(Excerpted records)

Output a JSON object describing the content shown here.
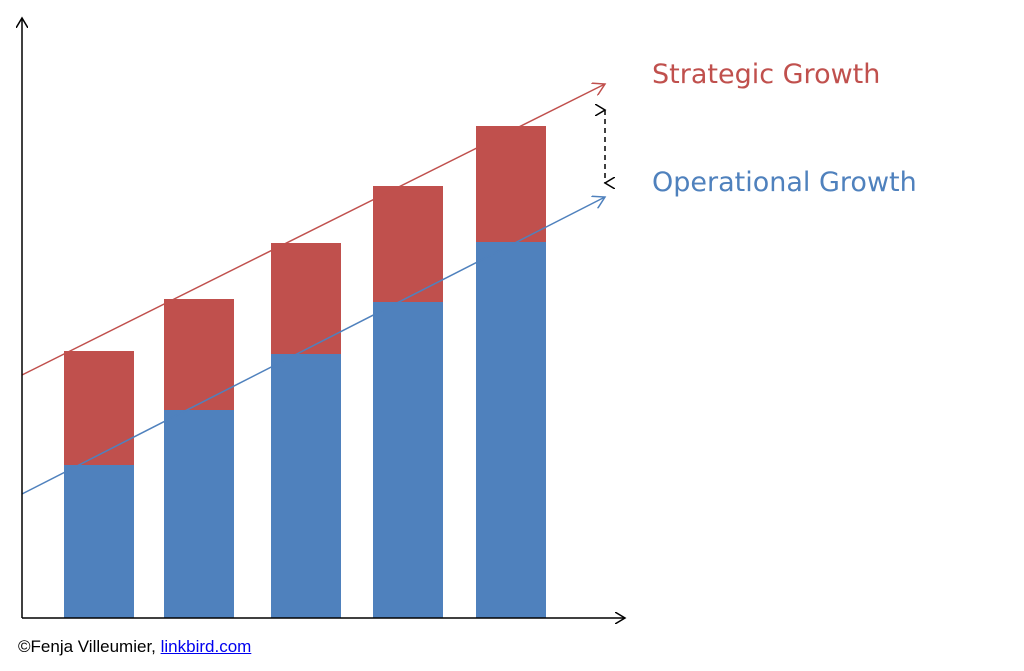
{
  "colors": {
    "strategic": "#C0504D",
    "operational": "#4F81BD",
    "axis": "#000000",
    "background": "#ffffff"
  },
  "legend": {
    "strategic_label": "Strategic Growth",
    "operational_label": "Operational Growth"
  },
  "credit": {
    "text": "©Fenja Villeumier, ",
    "link_text": "linkbird.com"
  },
  "chart_data": {
    "type": "bar",
    "stacked": true,
    "categories": [
      "",
      "",
      "",
      "",
      ""
    ],
    "series": [
      {
        "name": "Operational Growth",
        "values": [
          15.3,
          20.8,
          26.4,
          31.6,
          37.6
        ]
      },
      {
        "name": "Strategic Growth",
        "values": [
          11.4,
          11.1,
          11.1,
          11.6,
          11.6
        ]
      }
    ],
    "ylim": [
      0,
      60
    ],
    "xlabel": "",
    "ylabel": "",
    "title": "",
    "grid": false,
    "legend_position": "right",
    "trend_lines": [
      {
        "name": "Strategic Growth",
        "from_total": 24.3,
        "to_total": 53.4
      },
      {
        "name": "Operational Growth",
        "from_total": 12.4,
        "to_total": 42.1
      }
    ]
  }
}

(Task brief) Leave out every picture and copy the rest of the records exactly.

(The reply)
Output a JSON object describing the content shown here.
{
  "colors": {
    "strategic": "#C0504D",
    "operational": "#4F81BD",
    "axis": "#000000",
    "background": "#ffffff"
  },
  "legend": {
    "strategic_label": "Strategic Growth",
    "operational_label": "Operational Growth"
  },
  "credit": {
    "text": "©Fenja Villeumier, ",
    "link_text": "linkbird.com"
  },
  "chart_data": {
    "type": "bar",
    "stacked": true,
    "categories": [
      "",
      "",
      "",
      "",
      ""
    ],
    "series": [
      {
        "name": "Operational Growth",
        "values": [
          15.3,
          20.8,
          26.4,
          31.6,
          37.6
        ]
      },
      {
        "name": "Strategic Growth",
        "values": [
          11.4,
          11.1,
          11.1,
          11.6,
          11.6
        ]
      }
    ],
    "ylim": [
      0,
      60
    ],
    "xlabel": "",
    "ylabel": "",
    "title": "",
    "grid": false,
    "legend_position": "right",
    "trend_lines": [
      {
        "name": "Strategic Growth",
        "from_total": 24.3,
        "to_total": 53.4
      },
      {
        "name": "Operational Growth",
        "from_total": 12.4,
        "to_total": 42.1
      }
    ]
  }
}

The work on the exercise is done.